_WORK TO COMPLETE_:
Say how many lines of the material below contain the word "various", with no other words.

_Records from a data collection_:
- - -
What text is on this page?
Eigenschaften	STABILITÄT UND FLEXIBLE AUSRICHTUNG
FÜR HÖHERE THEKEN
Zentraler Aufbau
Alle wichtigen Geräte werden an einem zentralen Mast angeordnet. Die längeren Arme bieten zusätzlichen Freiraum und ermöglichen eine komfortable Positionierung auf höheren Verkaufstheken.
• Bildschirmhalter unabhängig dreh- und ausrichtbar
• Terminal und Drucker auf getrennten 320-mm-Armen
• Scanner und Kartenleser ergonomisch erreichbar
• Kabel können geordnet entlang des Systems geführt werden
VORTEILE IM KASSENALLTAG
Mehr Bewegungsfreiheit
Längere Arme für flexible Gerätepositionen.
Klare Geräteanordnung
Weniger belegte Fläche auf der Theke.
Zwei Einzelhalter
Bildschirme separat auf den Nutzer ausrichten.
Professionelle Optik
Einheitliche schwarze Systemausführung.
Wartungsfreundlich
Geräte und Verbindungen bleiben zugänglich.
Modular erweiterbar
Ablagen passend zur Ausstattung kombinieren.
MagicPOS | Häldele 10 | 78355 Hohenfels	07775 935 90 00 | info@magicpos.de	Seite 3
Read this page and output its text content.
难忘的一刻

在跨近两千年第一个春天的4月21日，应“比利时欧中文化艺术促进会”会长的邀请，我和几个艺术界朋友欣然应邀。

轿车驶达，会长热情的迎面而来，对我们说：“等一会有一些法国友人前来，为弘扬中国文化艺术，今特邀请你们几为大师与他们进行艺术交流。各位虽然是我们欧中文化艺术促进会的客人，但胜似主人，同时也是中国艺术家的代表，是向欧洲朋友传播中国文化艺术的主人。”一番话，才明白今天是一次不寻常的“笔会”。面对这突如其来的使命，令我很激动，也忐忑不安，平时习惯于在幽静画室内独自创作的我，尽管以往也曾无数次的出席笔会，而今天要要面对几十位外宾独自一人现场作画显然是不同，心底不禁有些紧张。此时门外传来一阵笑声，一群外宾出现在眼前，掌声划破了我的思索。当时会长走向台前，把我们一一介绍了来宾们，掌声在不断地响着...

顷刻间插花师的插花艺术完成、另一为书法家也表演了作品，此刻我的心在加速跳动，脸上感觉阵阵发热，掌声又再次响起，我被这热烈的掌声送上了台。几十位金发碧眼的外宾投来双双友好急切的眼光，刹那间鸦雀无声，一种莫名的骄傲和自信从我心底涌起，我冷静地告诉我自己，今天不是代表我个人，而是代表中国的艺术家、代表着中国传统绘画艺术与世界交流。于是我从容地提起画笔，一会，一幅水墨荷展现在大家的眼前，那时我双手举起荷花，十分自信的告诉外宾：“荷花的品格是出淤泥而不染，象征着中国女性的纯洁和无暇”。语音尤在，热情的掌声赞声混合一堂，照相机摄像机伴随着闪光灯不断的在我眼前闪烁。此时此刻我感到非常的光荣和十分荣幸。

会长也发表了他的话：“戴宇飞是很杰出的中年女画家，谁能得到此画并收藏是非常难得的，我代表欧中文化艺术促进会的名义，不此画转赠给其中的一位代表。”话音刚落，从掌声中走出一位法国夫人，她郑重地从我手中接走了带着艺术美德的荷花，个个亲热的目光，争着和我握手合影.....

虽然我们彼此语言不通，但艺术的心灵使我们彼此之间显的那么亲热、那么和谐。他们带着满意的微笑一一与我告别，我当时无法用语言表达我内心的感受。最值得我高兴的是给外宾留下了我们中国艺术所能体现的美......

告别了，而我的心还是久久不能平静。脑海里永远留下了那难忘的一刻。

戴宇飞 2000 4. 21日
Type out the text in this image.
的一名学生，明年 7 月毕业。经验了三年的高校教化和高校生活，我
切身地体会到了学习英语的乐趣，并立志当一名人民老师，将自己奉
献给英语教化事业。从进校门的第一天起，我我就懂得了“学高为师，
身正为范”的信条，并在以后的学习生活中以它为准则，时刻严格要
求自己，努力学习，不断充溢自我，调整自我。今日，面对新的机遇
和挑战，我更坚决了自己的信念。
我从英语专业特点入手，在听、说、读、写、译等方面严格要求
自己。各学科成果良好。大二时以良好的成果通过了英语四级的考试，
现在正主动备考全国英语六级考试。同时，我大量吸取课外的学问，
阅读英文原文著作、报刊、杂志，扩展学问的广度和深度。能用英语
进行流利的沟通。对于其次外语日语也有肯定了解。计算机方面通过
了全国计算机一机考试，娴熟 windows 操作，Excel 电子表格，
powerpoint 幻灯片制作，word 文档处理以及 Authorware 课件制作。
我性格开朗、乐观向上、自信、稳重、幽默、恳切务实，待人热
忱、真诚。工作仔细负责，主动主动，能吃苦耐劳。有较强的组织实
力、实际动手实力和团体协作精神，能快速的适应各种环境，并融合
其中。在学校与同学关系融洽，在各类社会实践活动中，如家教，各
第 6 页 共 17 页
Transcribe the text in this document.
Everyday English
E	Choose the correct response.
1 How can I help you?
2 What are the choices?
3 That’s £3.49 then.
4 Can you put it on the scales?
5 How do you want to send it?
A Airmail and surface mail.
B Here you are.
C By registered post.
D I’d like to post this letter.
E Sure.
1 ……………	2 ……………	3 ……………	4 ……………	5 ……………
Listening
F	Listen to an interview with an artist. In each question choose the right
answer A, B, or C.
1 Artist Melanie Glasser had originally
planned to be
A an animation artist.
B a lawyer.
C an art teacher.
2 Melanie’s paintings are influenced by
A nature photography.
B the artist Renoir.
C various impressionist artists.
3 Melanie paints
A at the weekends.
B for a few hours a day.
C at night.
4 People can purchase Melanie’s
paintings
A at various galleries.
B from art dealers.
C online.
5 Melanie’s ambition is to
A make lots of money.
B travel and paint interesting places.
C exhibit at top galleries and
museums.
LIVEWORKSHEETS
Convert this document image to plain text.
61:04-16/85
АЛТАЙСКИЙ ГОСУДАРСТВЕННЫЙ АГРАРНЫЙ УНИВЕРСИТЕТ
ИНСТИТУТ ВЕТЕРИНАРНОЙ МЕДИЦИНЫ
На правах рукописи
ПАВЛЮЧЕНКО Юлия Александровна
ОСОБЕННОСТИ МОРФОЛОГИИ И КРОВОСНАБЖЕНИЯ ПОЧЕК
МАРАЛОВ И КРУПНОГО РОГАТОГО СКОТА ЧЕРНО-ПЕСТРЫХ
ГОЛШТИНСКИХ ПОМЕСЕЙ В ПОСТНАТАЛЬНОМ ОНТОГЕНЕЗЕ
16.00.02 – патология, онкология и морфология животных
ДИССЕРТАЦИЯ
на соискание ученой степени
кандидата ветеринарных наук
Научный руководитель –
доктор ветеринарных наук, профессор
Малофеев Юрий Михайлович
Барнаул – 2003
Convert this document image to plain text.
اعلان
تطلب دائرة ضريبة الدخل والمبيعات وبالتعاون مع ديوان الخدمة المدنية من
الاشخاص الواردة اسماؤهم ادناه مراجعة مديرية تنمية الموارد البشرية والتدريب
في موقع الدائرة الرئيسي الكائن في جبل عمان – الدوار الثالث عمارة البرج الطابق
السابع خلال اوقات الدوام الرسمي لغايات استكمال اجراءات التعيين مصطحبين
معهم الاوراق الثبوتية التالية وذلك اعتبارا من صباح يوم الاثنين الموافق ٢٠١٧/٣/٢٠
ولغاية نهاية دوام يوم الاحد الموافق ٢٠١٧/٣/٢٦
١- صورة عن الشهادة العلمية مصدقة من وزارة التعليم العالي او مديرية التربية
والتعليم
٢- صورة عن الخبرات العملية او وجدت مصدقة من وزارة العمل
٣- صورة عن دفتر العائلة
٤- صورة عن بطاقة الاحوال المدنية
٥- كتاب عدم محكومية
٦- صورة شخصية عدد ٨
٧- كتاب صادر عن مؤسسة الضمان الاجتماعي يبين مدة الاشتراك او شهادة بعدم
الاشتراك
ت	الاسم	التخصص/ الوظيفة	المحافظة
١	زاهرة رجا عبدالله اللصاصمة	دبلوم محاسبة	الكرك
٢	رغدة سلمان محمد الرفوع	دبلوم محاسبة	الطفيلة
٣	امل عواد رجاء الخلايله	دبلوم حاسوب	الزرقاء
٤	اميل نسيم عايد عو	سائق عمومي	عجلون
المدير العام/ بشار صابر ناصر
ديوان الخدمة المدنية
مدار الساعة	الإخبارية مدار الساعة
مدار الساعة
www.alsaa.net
- - -
_FINAL RESULT_:
2